# [TASK INSTRUCTIONS]
Find every line in the records that holds the string "this". Copy each one.

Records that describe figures
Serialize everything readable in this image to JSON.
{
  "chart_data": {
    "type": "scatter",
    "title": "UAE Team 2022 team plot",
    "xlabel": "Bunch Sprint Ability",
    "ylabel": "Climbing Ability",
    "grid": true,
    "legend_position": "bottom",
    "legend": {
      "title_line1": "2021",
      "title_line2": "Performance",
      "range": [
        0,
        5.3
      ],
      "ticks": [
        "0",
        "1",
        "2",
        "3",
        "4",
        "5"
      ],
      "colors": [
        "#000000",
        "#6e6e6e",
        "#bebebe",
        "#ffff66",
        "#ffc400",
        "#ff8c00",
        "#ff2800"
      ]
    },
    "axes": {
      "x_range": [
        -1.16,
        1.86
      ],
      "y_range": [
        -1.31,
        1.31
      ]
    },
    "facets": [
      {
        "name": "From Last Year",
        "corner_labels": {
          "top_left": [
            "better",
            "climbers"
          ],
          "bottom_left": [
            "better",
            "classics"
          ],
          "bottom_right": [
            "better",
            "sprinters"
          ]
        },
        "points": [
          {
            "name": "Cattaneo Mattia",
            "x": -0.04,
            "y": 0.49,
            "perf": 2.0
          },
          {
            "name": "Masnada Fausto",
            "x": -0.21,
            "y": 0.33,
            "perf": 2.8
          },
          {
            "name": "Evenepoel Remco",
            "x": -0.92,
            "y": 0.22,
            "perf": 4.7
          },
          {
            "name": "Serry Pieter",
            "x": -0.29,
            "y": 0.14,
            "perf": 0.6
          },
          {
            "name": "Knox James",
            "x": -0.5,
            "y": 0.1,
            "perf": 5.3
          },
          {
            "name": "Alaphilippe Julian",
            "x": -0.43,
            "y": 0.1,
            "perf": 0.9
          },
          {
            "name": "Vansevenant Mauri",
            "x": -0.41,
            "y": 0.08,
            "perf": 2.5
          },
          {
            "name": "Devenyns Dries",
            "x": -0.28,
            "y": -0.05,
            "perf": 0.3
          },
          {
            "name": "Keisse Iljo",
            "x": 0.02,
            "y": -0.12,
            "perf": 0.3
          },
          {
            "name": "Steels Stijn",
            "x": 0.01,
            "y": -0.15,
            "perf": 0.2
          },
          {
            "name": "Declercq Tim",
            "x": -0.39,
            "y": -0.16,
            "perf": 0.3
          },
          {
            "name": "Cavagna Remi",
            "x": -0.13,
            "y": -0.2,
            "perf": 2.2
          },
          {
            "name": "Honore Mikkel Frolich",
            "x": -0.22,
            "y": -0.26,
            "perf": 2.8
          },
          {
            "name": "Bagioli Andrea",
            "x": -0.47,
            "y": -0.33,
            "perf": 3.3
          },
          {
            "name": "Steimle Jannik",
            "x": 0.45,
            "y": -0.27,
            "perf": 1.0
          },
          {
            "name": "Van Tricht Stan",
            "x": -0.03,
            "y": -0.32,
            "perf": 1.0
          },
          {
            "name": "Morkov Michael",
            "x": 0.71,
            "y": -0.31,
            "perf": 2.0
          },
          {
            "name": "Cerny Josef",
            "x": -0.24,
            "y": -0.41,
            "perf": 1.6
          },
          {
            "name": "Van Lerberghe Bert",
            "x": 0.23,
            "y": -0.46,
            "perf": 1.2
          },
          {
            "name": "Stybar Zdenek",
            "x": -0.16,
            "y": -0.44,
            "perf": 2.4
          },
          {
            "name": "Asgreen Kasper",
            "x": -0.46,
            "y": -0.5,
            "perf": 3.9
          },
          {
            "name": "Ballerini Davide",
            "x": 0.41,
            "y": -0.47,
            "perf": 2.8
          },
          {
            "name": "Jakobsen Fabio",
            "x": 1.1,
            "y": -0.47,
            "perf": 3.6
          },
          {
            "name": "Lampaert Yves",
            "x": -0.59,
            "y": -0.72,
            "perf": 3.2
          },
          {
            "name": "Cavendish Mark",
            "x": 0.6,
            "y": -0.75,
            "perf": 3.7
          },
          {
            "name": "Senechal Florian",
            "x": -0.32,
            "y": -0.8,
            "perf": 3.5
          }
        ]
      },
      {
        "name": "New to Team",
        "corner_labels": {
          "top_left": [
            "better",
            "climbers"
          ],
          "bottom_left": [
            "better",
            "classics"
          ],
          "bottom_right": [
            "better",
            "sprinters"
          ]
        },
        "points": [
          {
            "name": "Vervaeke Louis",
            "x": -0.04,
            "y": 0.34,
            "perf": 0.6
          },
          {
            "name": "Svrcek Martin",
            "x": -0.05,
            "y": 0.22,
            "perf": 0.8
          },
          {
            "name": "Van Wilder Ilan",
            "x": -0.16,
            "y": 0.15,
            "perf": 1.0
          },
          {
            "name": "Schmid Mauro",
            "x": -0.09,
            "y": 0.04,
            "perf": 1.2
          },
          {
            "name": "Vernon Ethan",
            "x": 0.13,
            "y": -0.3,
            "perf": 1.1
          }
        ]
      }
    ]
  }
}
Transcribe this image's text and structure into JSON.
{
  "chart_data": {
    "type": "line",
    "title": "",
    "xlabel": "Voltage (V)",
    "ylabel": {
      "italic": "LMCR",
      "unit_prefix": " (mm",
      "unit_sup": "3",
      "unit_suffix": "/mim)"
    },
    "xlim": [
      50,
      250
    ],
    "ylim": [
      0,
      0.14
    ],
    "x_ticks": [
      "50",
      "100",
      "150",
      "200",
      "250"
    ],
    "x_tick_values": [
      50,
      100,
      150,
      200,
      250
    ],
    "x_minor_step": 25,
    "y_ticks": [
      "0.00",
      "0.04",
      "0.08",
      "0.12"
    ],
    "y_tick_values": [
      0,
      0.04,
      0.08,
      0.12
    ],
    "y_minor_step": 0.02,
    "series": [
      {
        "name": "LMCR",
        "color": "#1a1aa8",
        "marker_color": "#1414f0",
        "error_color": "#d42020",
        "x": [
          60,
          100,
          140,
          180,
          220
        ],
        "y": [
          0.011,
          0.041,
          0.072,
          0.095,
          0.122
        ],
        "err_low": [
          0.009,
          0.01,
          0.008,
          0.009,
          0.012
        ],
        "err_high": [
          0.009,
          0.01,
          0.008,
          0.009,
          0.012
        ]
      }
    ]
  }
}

# [ANSWER IN FULL]
Serialize everything readable in this image to JSON.
Transcribe this image's text and structure into JSON.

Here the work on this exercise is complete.